Gather each line of the entries below that includes "West".
——
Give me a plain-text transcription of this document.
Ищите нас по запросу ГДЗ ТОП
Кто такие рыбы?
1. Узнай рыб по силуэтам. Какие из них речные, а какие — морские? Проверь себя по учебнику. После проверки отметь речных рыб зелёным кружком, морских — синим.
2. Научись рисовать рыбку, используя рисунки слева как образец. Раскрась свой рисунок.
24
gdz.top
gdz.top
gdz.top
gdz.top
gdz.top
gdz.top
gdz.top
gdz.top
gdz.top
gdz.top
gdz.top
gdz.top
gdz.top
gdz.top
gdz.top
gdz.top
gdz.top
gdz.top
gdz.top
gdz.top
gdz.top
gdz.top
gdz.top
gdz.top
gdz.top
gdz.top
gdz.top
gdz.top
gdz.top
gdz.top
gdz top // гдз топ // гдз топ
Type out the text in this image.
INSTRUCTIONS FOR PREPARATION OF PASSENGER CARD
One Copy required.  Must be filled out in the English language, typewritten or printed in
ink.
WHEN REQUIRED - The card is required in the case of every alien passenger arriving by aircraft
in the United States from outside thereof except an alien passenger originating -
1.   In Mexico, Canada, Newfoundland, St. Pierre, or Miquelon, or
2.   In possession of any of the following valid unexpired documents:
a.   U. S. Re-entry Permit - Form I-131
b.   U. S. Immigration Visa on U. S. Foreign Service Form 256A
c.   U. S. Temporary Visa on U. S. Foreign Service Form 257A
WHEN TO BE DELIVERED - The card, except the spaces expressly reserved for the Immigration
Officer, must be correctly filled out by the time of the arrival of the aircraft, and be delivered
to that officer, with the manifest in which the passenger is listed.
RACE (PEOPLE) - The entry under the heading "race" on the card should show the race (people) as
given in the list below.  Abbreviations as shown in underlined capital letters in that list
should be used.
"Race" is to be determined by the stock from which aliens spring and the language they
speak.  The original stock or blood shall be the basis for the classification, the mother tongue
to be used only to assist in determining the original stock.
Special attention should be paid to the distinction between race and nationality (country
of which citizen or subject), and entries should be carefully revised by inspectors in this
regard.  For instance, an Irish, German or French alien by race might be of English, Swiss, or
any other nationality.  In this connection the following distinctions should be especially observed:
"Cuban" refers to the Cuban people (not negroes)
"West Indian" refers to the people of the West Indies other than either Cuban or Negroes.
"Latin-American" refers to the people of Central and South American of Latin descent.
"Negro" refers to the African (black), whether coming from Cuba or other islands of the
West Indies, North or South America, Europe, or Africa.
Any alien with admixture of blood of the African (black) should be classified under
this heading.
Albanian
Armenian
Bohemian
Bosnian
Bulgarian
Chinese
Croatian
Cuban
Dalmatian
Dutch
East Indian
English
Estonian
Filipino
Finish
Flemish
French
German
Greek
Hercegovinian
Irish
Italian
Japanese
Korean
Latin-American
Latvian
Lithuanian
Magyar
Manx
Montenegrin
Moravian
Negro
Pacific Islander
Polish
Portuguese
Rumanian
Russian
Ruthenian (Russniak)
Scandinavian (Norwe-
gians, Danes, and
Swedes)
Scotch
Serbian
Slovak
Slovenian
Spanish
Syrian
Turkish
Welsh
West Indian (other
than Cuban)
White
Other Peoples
——
Completed task
"West Indian" refers to the people of the West Indies other than either Cuban or Negroes.
West Indies, North or South America, Europe, or Africa.
West Indian (other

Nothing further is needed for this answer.